** Start of SOURCE RECORDS **
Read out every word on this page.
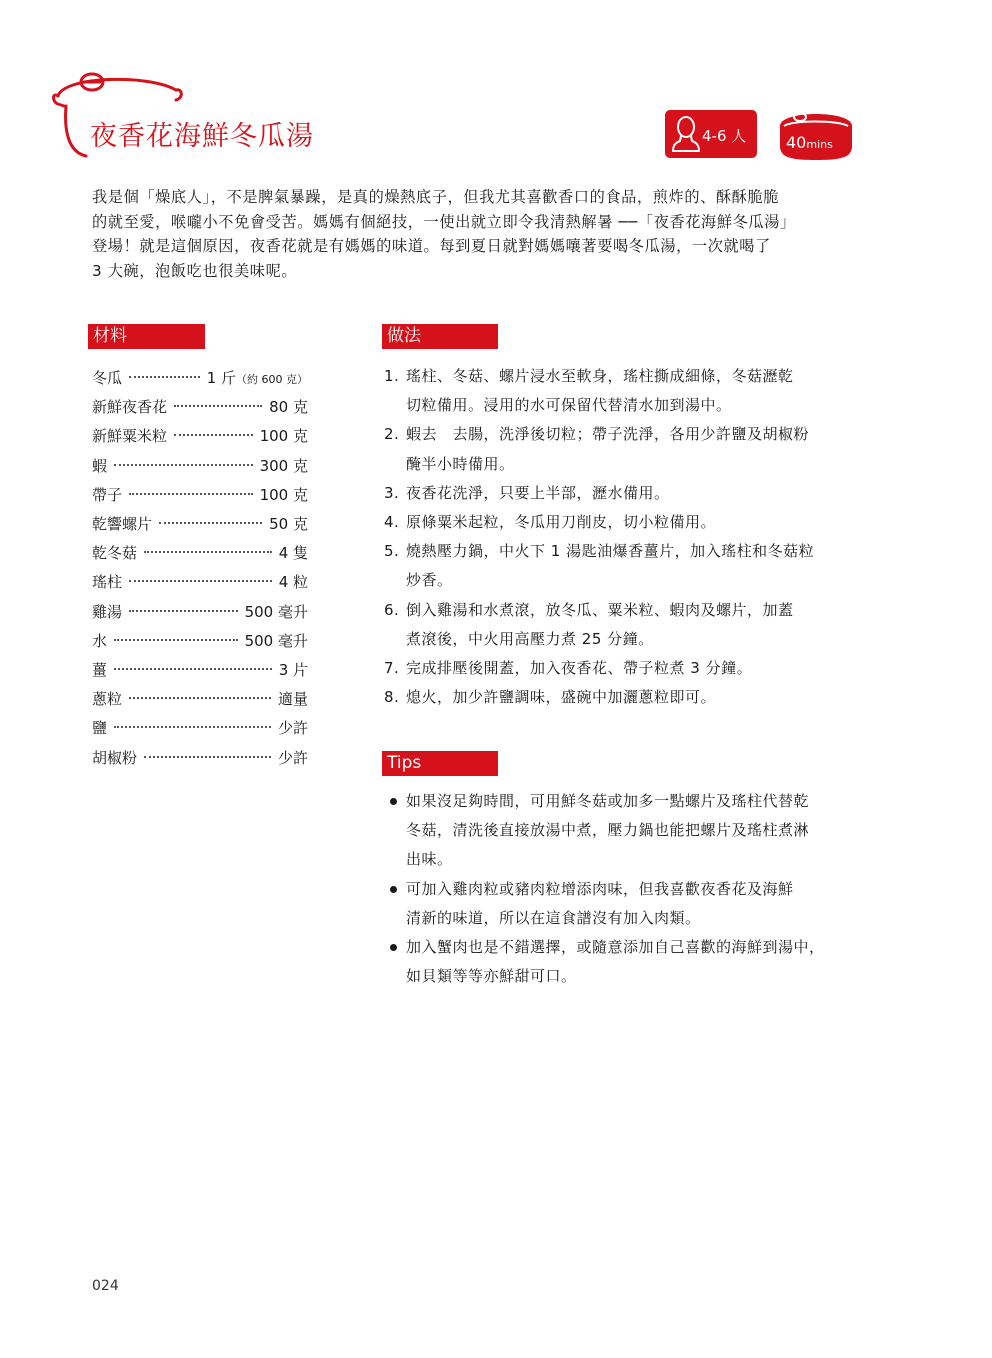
夜香花海鮮冬瓜湯	4-6 人 40mins
我是個「燥底人」，不是脾氣暴躁，是真的燥熱底子，但我尤其喜歡香口的食品，煎炸的、酥酥脆脆
的就至愛，喉嚨小不免會受苦。媽媽有個絕技，一使出就立即令我清熱解暑 ──「夜香花海鮮冬瓜湯」
登場！就是這個原因，夜香花就是有媽媽的味道。每到夏日就對媽媽嚷著要喝冬瓜湯，一次就喝了
3 大碗，泡飯吃也很美味呢。
材料
冬瓜	1 斤（約 600 克）
新鮮夜香花	80 克
新鮮粟米粒	100 克
蝦	300 克
帶子	100 克
乾響螺片	50 克
乾冬菇	4 隻
瑤柱	4 粒
雞湯	500 毫升
水	500 毫升
薑	3 片
蔥粒	適量
鹽	少許
胡椒粉	少許
做法
1. 瑤柱、冬菇、螺片浸水至軟身，瑤柱撕成細條，冬菇瀝乾
切粒備用。浸用的水可保留代替清水加到湯中。
2. 蝦去　去腸，洗淨後切粒；帶子洗淨，各用少許鹽及胡椒粉
醃半小時備用。
3. 夜香花洗淨，只要上半部，瀝水備用。
4. 原條粟米起粒，冬瓜用刀削皮，切小粒備用。
5. 燒熱壓力鍋，中火下 1 湯匙油爆香薑片，加入瑤柱和冬菇粒
炒香。
6. 倒入雞湯和水煮滾，放冬瓜、粟米粒、蝦肉及螺片，加蓋
煮滾後，中火用高壓力煮 25 分鐘。
7. 完成排壓後開蓋，加入夜香花、帶子粒煮 3 分鐘。
8. 熄火，加少許鹽調味，盛碗中加灑蔥粒即可。
Tips
如果沒足夠時間，可用鮮冬菇或加多一點螺片及瑤柱代替乾
冬菇，清洗後直接放湯中煮，壓力鍋也能把螺片及瑤柱煮淋
出味。
可加入雞肉粒或豬肉粒增添肉味，但我喜歡夜香花及海鮮
清新的味道，所以在這食譜沒有加入肉類。
加入蟹肉也是不錯選擇，或隨意添加自己喜歡的海鮮到湯中，
如貝類等等亦鮮甜可口。
024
** End of SOURCE RECORDS **
§ **WRITTEN PROBLEM**:
Copy out each line exactly, without the pictures.

§ **OUTPUT**:
Read out every word on this page.
夜香花海鮮冬瓜湯	4-6 人 40mins
我是個「燥底人」，不是脾氣暴躁，是真的燥熱底子，但我尤其喜歡香口的食品，煎炸的、酥酥脆脆
的就至愛，喉嚨小不免會受苦。媽媽有個絕技，一使出就立即令我清熱解暑 ──「夜香花海鮮冬瓜湯」
登場！就是這個原因，夜香花就是有媽媽的味道。每到夏日就對媽媽嚷著要喝冬瓜湯，一次就喝了
3 大碗，泡飯吃也很美味呢。
材料
冬瓜	1 斤（約 600 克）
新鮮夜香花	80 克
新鮮粟米粒	100 克
蝦	300 克
帶子	100 克
乾響螺片	50 克
乾冬菇	4 隻
瑤柱	4 粒
雞湯	500 毫升
水	500 毫升
薑	3 片
蔥粒	適量
鹽	少許
胡椒粉	少許
做法
1. 瑤柱、冬菇、螺片浸水至軟身，瑤柱撕成細條，冬菇瀝乾
切粒備用。浸用的水可保留代替清水加到湯中。
2. 蝦去　去腸，洗淨後切粒；帶子洗淨，各用少許鹽及胡椒粉
醃半小時備用。
3. 夜香花洗淨，只要上半部，瀝水備用。
4. 原條粟米起粒，冬瓜用刀削皮，切小粒備用。
5. 燒熱壓力鍋，中火下 1 湯匙油爆香薑片，加入瑤柱和冬菇粒
炒香。
6. 倒入雞湯和水煮滾，放冬瓜、粟米粒、蝦肉及螺片，加蓋
煮滾後，中火用高壓力煮 25 分鐘。
7. 完成排壓後開蓋，加入夜香花、帶子粒煮 3 分鐘。
8. 熄火，加少許鹽調味，盛碗中加灑蔥粒即可。
Tips
如果沒足夠時間，可用鮮冬菇或加多一點螺片及瑤柱代替乾
冬菇，清洗後直接放湯中煮，壓力鍋也能把螺片及瑤柱煮淋
出味。
可加入雞肉粒或豬肉粒增添肉味，但我喜歡夜香花及海鮮
清新的味道，所以在這食譜沒有加入肉類。
加入蟹肉也是不錯選擇，或隨意添加自己喜歡的海鮮到湯中，
如貝類等等亦鮮甜可口。
024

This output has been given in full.